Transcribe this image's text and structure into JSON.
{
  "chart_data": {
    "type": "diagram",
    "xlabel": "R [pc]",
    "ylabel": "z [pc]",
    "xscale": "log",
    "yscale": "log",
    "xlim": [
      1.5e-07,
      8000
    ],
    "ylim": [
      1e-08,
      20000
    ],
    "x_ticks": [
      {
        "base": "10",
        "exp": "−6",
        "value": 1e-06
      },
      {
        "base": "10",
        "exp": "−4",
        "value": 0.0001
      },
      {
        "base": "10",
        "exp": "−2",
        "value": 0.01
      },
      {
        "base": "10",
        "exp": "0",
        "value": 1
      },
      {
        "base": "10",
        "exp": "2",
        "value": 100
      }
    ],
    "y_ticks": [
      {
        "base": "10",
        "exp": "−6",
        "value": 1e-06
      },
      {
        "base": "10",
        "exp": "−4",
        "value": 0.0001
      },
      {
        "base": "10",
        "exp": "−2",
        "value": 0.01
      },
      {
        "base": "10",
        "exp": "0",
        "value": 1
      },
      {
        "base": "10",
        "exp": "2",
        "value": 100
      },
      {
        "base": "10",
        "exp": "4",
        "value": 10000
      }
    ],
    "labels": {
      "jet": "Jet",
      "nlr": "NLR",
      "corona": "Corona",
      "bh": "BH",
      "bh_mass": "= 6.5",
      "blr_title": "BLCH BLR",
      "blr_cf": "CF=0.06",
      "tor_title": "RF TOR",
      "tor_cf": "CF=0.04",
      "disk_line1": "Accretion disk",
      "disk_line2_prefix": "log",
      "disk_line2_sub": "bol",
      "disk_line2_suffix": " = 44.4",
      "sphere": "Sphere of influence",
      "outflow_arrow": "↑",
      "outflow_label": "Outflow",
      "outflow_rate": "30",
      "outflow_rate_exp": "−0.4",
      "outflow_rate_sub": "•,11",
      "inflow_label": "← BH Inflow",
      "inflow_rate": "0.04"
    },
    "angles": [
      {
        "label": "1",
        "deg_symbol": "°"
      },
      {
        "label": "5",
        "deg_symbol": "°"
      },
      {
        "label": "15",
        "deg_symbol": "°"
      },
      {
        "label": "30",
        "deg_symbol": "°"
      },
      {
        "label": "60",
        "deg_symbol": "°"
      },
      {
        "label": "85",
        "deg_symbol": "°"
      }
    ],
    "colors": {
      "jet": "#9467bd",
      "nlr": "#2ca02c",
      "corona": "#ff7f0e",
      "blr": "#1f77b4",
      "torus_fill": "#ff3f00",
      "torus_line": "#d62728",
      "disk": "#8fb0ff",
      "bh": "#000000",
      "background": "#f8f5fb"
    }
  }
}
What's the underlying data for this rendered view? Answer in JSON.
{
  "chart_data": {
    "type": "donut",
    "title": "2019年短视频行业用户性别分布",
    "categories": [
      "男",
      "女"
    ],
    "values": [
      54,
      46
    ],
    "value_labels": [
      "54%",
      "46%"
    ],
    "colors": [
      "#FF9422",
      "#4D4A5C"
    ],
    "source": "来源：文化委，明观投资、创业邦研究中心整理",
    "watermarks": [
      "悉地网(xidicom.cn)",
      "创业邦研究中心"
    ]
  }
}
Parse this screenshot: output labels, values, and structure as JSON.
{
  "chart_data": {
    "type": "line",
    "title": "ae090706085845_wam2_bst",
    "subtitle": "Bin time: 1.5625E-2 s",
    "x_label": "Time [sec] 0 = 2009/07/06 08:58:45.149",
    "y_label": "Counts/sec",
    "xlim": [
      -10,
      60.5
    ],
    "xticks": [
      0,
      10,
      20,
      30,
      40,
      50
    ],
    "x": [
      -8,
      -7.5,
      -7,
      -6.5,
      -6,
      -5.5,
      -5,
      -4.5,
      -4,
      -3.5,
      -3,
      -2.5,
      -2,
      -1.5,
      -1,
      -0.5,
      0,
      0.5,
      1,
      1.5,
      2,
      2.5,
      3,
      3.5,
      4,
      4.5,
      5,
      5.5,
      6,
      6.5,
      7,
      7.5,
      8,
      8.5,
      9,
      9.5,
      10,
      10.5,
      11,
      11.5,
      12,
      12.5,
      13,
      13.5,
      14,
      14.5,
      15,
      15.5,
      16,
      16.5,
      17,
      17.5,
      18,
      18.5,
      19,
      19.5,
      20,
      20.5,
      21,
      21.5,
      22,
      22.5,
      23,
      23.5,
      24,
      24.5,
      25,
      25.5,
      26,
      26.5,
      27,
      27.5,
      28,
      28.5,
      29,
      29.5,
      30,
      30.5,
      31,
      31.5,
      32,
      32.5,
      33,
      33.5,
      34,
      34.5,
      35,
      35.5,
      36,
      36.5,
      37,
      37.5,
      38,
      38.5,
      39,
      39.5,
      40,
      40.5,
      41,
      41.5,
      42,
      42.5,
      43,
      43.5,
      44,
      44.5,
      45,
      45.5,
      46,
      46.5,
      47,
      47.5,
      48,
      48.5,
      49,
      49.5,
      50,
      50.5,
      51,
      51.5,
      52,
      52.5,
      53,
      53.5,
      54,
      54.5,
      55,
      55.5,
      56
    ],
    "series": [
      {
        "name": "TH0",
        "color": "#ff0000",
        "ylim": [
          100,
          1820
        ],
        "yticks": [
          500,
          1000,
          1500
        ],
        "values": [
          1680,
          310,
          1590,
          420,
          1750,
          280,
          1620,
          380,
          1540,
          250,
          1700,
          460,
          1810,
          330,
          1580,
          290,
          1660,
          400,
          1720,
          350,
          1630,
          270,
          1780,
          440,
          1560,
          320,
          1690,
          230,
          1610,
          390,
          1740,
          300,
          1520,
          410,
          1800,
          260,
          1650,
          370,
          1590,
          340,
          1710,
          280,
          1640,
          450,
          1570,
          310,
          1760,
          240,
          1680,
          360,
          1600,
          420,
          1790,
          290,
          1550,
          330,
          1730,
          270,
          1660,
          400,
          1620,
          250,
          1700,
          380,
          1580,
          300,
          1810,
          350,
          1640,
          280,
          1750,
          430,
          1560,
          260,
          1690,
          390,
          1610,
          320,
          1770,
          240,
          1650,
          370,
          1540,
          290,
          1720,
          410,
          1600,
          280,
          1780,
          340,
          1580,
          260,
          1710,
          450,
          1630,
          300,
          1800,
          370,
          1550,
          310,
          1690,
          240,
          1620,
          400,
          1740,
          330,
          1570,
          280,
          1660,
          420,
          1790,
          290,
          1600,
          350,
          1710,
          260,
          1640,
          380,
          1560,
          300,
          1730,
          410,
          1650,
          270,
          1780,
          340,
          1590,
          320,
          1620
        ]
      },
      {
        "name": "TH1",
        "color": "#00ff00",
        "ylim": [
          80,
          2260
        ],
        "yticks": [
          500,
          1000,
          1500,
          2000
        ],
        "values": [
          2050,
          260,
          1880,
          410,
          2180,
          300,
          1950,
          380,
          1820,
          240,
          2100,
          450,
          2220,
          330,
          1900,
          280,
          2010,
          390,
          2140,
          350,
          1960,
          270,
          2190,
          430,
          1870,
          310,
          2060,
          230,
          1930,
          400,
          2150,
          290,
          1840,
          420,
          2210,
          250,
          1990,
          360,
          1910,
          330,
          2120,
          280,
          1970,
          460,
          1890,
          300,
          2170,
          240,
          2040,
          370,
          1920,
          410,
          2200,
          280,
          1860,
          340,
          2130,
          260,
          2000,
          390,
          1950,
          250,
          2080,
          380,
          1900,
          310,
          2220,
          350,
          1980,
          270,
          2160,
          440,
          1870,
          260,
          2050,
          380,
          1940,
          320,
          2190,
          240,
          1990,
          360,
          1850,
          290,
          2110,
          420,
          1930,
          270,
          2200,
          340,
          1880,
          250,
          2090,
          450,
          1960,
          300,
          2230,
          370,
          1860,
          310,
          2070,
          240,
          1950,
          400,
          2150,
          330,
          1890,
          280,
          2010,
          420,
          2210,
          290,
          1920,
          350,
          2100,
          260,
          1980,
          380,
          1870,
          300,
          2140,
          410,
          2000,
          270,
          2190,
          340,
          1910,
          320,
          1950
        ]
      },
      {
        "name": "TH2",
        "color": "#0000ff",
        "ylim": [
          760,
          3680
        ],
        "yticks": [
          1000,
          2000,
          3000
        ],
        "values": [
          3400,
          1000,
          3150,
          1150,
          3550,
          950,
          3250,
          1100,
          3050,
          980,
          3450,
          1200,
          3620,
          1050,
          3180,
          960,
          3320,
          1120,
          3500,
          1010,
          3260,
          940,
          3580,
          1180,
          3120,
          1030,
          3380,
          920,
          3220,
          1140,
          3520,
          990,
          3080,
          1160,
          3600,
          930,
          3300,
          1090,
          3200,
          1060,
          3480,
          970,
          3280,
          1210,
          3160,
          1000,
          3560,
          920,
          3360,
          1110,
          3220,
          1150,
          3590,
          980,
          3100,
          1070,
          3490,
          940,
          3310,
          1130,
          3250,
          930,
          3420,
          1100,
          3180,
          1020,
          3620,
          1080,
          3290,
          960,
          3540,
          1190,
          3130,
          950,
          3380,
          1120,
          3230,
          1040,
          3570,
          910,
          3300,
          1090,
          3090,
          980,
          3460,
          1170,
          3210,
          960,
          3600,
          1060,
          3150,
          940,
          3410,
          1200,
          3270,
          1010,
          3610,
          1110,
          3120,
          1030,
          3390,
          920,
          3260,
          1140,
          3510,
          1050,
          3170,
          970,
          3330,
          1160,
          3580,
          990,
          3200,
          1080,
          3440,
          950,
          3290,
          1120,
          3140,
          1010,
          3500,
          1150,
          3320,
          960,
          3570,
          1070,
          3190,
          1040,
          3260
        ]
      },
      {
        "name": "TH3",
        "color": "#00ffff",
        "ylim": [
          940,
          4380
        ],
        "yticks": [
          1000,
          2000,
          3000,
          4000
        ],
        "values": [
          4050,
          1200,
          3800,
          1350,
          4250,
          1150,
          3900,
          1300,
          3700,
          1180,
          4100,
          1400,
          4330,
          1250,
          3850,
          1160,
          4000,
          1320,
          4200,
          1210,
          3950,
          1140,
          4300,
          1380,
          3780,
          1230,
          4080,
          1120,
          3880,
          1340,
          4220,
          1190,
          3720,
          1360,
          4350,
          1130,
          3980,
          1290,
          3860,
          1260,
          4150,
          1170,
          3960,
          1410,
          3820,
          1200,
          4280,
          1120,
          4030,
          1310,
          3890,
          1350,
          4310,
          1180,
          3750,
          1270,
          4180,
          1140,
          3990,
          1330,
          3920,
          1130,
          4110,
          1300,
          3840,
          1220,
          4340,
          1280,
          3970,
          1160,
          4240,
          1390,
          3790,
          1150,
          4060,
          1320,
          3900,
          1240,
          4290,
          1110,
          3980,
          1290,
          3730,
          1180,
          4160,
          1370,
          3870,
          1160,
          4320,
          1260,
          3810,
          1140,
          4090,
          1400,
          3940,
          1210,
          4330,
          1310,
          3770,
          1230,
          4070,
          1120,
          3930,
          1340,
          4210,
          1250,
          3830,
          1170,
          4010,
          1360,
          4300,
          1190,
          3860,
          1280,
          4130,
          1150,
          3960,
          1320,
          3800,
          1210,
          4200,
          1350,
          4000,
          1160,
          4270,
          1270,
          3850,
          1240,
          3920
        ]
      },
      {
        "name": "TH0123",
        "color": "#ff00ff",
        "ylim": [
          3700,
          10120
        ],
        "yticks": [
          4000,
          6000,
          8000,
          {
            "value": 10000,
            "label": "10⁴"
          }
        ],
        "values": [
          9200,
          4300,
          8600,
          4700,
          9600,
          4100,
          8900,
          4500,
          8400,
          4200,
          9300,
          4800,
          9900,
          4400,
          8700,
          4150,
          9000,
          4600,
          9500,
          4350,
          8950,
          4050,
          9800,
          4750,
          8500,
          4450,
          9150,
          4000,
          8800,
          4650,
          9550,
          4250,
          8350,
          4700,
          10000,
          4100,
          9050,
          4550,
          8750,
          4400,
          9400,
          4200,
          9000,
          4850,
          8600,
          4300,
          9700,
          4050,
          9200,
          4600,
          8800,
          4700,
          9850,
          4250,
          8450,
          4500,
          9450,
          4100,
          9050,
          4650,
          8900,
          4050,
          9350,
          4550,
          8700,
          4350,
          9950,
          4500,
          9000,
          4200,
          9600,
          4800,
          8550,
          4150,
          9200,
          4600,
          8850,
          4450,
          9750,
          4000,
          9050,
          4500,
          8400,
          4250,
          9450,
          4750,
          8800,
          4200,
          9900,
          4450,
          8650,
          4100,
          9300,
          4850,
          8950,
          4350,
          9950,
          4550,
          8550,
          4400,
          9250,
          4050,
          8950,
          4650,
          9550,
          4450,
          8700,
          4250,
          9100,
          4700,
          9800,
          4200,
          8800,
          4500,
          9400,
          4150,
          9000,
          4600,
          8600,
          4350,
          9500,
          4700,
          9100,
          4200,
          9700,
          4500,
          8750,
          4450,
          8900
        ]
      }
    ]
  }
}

▶ **Required task**:
Of the lines in this listing, how many contain "JSON"? Reply with the number and nothing more.

▶ **Exercise response**:
3